* DESCRIPTION OF THE TASK: Collect every line of the records below that contains the word "history".

— Start —

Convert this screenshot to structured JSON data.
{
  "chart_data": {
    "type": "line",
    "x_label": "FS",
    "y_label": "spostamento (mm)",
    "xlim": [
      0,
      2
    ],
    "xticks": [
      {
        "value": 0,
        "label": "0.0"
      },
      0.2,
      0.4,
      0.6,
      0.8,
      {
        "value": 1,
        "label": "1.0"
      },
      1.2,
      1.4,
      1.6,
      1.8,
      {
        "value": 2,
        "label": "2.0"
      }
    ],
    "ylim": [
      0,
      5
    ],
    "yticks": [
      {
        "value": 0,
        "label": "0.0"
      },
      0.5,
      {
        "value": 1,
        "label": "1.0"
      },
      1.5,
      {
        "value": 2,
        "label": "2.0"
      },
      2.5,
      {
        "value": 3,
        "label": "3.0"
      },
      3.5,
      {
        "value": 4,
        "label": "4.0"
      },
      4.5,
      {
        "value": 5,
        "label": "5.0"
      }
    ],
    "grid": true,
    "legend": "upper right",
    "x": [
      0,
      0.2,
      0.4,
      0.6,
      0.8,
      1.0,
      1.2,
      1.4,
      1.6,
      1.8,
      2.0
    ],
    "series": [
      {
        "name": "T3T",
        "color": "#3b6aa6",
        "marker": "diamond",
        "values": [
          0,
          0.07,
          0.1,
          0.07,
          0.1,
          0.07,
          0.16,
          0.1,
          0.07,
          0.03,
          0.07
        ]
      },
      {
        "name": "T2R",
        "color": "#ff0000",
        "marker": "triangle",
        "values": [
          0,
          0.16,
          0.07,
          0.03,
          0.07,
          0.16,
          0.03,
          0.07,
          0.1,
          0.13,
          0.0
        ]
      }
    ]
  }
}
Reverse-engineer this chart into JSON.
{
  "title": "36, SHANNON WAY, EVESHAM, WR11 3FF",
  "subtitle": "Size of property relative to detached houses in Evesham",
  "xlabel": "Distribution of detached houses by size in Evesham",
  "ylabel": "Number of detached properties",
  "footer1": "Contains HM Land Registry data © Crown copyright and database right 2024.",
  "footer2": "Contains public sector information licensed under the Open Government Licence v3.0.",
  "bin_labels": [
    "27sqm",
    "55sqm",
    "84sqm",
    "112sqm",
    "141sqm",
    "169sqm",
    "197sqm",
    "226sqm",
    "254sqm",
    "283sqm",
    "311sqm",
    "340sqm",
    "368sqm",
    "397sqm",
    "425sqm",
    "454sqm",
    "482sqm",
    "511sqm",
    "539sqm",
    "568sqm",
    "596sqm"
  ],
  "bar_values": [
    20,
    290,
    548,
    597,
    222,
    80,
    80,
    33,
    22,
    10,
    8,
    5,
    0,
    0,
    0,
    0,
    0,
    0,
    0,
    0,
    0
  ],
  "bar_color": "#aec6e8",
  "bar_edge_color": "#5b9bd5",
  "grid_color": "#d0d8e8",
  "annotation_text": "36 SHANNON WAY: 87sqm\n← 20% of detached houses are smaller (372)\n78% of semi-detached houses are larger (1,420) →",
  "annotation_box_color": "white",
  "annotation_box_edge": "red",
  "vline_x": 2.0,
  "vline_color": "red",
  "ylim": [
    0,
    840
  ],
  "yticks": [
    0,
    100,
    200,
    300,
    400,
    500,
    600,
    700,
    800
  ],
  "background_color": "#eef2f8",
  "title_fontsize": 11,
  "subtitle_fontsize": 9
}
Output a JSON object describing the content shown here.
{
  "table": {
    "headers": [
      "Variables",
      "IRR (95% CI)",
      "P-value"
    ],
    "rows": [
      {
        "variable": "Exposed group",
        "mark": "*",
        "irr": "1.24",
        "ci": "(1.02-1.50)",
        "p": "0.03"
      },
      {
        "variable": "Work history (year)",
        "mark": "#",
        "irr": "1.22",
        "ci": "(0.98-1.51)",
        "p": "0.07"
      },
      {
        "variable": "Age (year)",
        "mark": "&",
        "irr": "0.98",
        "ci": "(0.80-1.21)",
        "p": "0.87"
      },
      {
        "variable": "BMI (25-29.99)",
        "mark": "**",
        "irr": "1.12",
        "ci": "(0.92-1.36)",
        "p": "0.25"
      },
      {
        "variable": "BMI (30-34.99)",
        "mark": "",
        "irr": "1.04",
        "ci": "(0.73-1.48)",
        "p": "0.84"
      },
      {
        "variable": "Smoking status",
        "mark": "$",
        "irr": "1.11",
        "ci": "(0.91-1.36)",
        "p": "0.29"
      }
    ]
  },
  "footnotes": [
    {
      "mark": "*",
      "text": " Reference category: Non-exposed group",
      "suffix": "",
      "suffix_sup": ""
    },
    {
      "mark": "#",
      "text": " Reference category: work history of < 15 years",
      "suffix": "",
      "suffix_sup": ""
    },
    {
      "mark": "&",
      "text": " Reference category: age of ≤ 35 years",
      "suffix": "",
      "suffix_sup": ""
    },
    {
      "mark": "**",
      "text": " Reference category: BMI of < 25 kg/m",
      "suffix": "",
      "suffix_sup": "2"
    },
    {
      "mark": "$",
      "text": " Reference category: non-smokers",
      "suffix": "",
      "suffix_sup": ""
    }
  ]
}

— End —

* EXERCISE ANSWER:
        "variable": "Work history (year)",
      "text": " Reference category: work history of < 15 years",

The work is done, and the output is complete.